**Your task**
Count every line in the entries that contains "color". Report that count alone.

**Given data**

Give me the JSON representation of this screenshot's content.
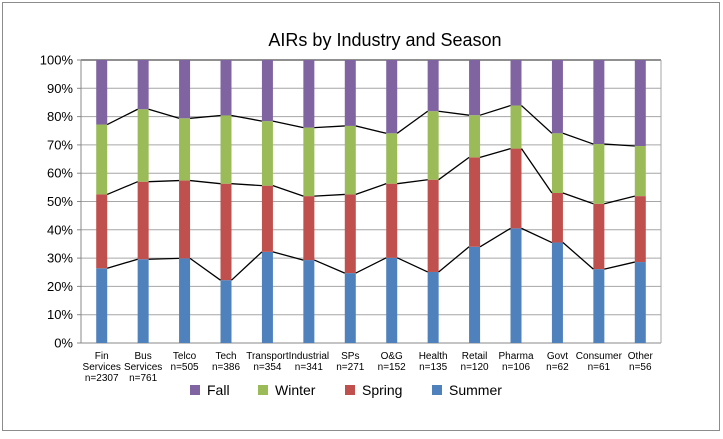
{
  "chart_data": {
    "type": "bar",
    "stacked": "percent",
    "title": "AIRs by Industry and Season",
    "xlabel": "",
    "ylabel": "",
    "ylim": [
      0,
      100
    ],
    "yticks": [
      "0%",
      "10%",
      "20%",
      "30%",
      "40%",
      "50%",
      "60%",
      "70%",
      "80%",
      "90%",
      "100%"
    ],
    "grid": true,
    "legend_position": "bottom",
    "categories": [
      {
        "name": "Fin Services",
        "n": "n=2307"
      },
      {
        "name": "Bus Services",
        "n": "n=761"
      },
      {
        "name": "Telco",
        "n": "n=505"
      },
      {
        "name": "Tech",
        "n": "n=386"
      },
      {
        "name": "Transport",
        "n": "n=354"
      },
      {
        "name": "Industrial",
        "n": "n=341"
      },
      {
        "name": "SPs",
        "n": "n=271"
      },
      {
        "name": "O&G",
        "n": "n=152"
      },
      {
        "name": "Health",
        "n": "n=135"
      },
      {
        "name": "Retail",
        "n": "n=120"
      },
      {
        "name": "Pharma",
        "n": "n=106"
      },
      {
        "name": "Govt",
        "n": "n=62"
      },
      {
        "name": "Consumer",
        "n": "n=61"
      },
      {
        "name": "Other",
        "n": "n=56"
      }
    ],
    "series": [
      {
        "name": "Summer",
        "color": "#4F81BD",
        "values": [
          26.4,
          29.6,
          29.9,
          22.2,
          32.2,
          29.3,
          24.7,
          30.1,
          25.1,
          34.0,
          40.5,
          35.5,
          26.1,
          28.6
        ]
      },
      {
        "name": "Spring",
        "color": "#C0504D",
        "values": [
          26.1,
          27.4,
          27.5,
          34.1,
          23.4,
          22.6,
          27.8,
          26.2,
          32.6,
          31.6,
          28.2,
          17.5,
          23.1,
          23.3
        ]
      },
      {
        "name": "Winter",
        "color": "#9BBB59",
        "values": [
          24.7,
          25.6,
          22.0,
          24.1,
          22.8,
          24.2,
          24.2,
          17.8,
          24.2,
          14.9,
          15.2,
          21.1,
          21.1,
          17.7
        ]
      },
      {
        "name": "Fall",
        "color": "#8064A2",
        "values": [
          22.8,
          17.4,
          20.6,
          19.6,
          21.6,
          23.9,
          23.3,
          25.9,
          18.1,
          19.5,
          16.1,
          25.9,
          29.7,
          30.4
        ]
      }
    ],
    "legend_order": [
      "Fall",
      "Winter",
      "Spring",
      "Summer"
    ]
  }
}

**Result of this task**
4